本文抜粋:
請求項4に記載の発明は、前記第2の空気流路部が引き出されることに伴い、前記第1の空気流路部が備える送風機への給電を遮断する遮断手段をさらに含むことを特徴とする請求項1ないし3のいずれか1項に記載の画像形成装置である。
請求項5に記載の発明は、前記画像形成装置が備える引き出し可能な部材が引き出されることに伴い、前記第1の空気流路部が備える送風機への給電を遮断する遮断手段をさらに含むことを特徴とする請求項1ないし3のいずれか1項に記載の画像形成装置である。
請求項6に記載の発明は、前記第2の空気流路部は、給電を必要とする部品を備えておらず、前記第1の空気流路部は、空気清浄の際に用いられる給電を必要とする部品を備えていることを特徴とする請求項1ないし5のいずれか1項に記載の画像形成装置である。
請求項7に記載の発明は、前記第2の空気流路部は、吸入した空気を清浄する清浄部材を備え、前記清浄部材は、前記第2の空気流路部が引き出された状態にて当該第2の空気流路部が引き出される方向に対して交差する方向へ引き抜き可能であることを特徴とする請求項1ないし6のいずれか1項に記載の画像形成装置である。
【発明の効果】
【0007】
請求項1によれば、本発明を採用しない場合に比べて、内部を空気が流れる空気流路部の保守・点検作業を容易に行うことが可能になる。

抽出データ:
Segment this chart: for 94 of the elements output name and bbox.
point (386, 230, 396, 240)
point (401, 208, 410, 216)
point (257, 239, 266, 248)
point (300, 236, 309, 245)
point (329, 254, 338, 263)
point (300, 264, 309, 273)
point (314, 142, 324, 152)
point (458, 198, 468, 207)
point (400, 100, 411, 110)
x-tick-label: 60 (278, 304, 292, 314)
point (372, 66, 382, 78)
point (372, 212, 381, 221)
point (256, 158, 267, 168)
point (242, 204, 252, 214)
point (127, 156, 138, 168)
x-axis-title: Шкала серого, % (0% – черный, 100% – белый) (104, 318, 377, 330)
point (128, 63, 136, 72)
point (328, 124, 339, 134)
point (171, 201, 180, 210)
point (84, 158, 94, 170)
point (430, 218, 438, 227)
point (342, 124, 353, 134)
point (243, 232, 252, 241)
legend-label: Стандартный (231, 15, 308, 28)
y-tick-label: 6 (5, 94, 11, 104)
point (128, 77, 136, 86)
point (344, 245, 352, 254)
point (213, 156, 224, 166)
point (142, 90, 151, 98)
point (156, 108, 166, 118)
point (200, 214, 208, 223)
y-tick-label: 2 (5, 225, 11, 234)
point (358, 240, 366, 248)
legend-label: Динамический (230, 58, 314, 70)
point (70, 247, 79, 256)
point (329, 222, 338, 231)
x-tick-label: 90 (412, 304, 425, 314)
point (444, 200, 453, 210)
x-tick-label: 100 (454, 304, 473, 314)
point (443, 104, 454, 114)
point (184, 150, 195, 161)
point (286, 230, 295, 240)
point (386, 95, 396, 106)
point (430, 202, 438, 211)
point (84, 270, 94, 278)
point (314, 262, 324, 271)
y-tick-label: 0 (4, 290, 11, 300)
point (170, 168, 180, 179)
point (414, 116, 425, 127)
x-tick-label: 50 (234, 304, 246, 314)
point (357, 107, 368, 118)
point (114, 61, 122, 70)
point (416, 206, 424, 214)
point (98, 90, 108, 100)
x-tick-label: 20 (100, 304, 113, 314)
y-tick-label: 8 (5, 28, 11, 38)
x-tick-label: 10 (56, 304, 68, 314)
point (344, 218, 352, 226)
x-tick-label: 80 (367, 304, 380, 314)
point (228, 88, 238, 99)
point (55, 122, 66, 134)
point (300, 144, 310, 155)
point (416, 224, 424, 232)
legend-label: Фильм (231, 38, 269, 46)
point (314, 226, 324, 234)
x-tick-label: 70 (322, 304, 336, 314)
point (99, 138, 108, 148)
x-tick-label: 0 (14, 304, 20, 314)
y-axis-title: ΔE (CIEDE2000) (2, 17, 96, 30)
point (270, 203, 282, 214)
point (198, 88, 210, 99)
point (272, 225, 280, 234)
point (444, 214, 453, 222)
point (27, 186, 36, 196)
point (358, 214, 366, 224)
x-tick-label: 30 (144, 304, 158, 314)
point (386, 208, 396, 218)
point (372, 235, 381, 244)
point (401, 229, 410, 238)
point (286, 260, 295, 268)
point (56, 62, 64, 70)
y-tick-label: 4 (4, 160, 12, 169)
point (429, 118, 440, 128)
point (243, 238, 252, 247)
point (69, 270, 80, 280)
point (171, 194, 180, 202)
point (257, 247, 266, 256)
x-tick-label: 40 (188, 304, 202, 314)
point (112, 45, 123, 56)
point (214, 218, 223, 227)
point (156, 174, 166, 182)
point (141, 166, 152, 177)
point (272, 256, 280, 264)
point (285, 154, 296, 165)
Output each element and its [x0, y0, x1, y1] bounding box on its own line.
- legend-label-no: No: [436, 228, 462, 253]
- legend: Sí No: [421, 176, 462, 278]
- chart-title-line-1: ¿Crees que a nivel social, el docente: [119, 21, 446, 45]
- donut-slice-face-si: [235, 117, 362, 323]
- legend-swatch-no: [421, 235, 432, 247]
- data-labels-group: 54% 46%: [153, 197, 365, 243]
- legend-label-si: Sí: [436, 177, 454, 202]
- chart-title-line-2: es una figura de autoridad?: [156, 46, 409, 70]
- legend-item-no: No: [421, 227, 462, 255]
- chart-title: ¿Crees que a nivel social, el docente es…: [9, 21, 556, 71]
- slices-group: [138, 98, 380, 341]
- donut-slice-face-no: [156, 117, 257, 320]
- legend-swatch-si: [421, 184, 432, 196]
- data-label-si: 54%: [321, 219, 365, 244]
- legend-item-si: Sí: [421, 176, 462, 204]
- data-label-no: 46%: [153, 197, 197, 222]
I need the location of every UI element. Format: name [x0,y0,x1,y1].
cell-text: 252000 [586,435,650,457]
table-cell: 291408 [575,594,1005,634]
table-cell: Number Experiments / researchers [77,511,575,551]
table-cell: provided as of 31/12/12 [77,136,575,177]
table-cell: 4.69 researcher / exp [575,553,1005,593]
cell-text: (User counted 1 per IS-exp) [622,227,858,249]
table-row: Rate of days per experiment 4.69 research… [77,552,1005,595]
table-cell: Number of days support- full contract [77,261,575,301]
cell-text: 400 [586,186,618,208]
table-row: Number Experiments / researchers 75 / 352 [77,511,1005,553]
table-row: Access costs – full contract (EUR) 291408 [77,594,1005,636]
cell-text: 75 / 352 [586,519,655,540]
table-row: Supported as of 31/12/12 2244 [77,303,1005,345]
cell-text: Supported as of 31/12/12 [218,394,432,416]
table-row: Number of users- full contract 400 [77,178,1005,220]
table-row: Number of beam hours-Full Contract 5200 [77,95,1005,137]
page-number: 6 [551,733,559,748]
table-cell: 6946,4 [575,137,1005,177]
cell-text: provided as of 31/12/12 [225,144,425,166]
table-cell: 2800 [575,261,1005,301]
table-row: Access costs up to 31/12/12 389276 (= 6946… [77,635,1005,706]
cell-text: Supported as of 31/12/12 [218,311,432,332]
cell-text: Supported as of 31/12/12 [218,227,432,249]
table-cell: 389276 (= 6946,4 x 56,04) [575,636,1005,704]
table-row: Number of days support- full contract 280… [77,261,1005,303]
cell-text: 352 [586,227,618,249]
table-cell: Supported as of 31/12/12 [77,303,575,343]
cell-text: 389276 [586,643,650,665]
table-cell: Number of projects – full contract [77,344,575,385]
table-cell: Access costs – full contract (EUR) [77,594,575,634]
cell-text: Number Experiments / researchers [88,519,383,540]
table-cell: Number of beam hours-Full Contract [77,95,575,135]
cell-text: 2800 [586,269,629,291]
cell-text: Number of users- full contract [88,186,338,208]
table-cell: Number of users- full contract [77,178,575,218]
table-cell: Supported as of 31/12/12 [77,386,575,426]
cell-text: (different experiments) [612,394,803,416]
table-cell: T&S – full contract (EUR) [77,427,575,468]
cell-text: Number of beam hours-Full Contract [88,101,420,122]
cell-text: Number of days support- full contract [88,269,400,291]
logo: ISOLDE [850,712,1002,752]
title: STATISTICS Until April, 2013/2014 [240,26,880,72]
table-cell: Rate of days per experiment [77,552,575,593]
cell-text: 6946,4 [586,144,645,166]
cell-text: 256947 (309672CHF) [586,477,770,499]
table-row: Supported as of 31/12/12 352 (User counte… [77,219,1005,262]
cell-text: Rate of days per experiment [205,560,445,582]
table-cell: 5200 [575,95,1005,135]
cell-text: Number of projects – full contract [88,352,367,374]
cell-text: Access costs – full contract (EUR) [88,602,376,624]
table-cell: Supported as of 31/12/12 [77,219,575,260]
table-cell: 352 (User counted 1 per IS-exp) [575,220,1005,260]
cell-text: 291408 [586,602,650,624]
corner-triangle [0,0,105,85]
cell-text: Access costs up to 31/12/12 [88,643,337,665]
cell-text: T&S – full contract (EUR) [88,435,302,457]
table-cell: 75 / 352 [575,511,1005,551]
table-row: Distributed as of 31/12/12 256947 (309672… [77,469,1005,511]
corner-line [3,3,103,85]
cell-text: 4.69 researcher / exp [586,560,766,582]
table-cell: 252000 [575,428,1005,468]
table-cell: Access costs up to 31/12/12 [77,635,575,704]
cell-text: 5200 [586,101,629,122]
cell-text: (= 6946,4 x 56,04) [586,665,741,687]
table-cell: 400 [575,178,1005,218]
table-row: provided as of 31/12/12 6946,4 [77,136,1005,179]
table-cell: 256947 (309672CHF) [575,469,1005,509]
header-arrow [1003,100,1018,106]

小練習 1: 画像形成装置の請求項に関する本文抜粋で、請求項7の清浄部材はどの方向へ引き抜き可能とされているか。
小練習 2: 抽出データの最初の行から「point (314, 226, 324, 234)」を含む行までについて、「y-tick-label」を「y-axis-label」に書き換え、それ以外は変えずに書き直してください。

最終解答 1: 第2の空気流路部が引き出された状態で、その第2の空気流路部が引き出される方向に対して交差する方向。

最終解答 2:
Segment this chart: for 94 of the elements output name and bbox.
point (386, 230, 396, 240)
point (401, 208, 410, 216)
point (257, 239, 266, 248)
point (300, 236, 309, 245)
point (329, 254, 338, 263)
point (300, 264, 309, 273)
point (314, 142, 324, 152)
point (458, 198, 468, 207)
point (400, 100, 411, 110)
x-tick-label: 60 (278, 304, 292, 314)
point (372, 66, 382, 78)
point (372, 212, 381, 221)
point (256, 158, 267, 168)
point (242, 204, 252, 214)
point (127, 156, 138, 168)
x-axis-title: Шкала серого, % (0% – черный, 100% – белый) (104, 318, 377, 330)
point (128, 63, 136, 72)
point (328, 124, 339, 134)
point (171, 201, 180, 210)
point (84, 158, 94, 170)
point (430, 218, 438, 227)
point (342, 124, 353, 134)
point (243, 232, 252, 241)
legend-label: Стандартный (231, 15, 308, 28)
y-axis-label: 6 (5, 94, 11, 104)
point (128, 77, 136, 86)
point (344, 245, 352, 254)
point (213, 156, 224, 166)
point (142, 90, 151, 98)
point (156, 108, 166, 118)
point (200, 214, 208, 223)
y-axis-label: 2 (5, 225, 11, 234)
point (358, 240, 366, 248)
legend-label: Динамический (230, 58, 314, 70)
point (70, 247, 79, 256)
point (329, 222, 338, 231)
x-tick-label: 90 (412, 304, 425, 314)
point (444, 200, 453, 210)
x-tick-label: 100 (454, 304, 473, 314)
point (443, 104, 454, 114)
point (184, 150, 195, 161)
point (286, 230, 295, 240)
point (386, 95, 396, 106)
point (430, 202, 438, 211)
point (84, 270, 94, 278)
point (314, 262, 324, 271)
y-axis-label: 0 (4, 290, 11, 300)
point (170, 168, 180, 179)
point (414, 116, 425, 127)
x-tick-label: 50 (234, 304, 246, 314)
point (357, 107, 368, 118)
point (114, 61, 122, 70)
point (416, 206, 424, 214)
point (98, 90, 108, 100)
x-tick-label: 20 (100, 304, 113, 314)
y-axis-label: 8 (5, 28, 11, 38)
x-tick-label: 10 (56, 304, 68, 314)
point (344, 218, 352, 226)
x-tick-label: 80 (367, 304, 380, 314)
point (228, 88, 238, 99)
point (55, 122, 66, 134)
point (300, 144, 310, 155)
point (416, 224, 424, 232)
legend-label: Фильм (231, 38, 269, 46)
point (314, 226, 324, 234)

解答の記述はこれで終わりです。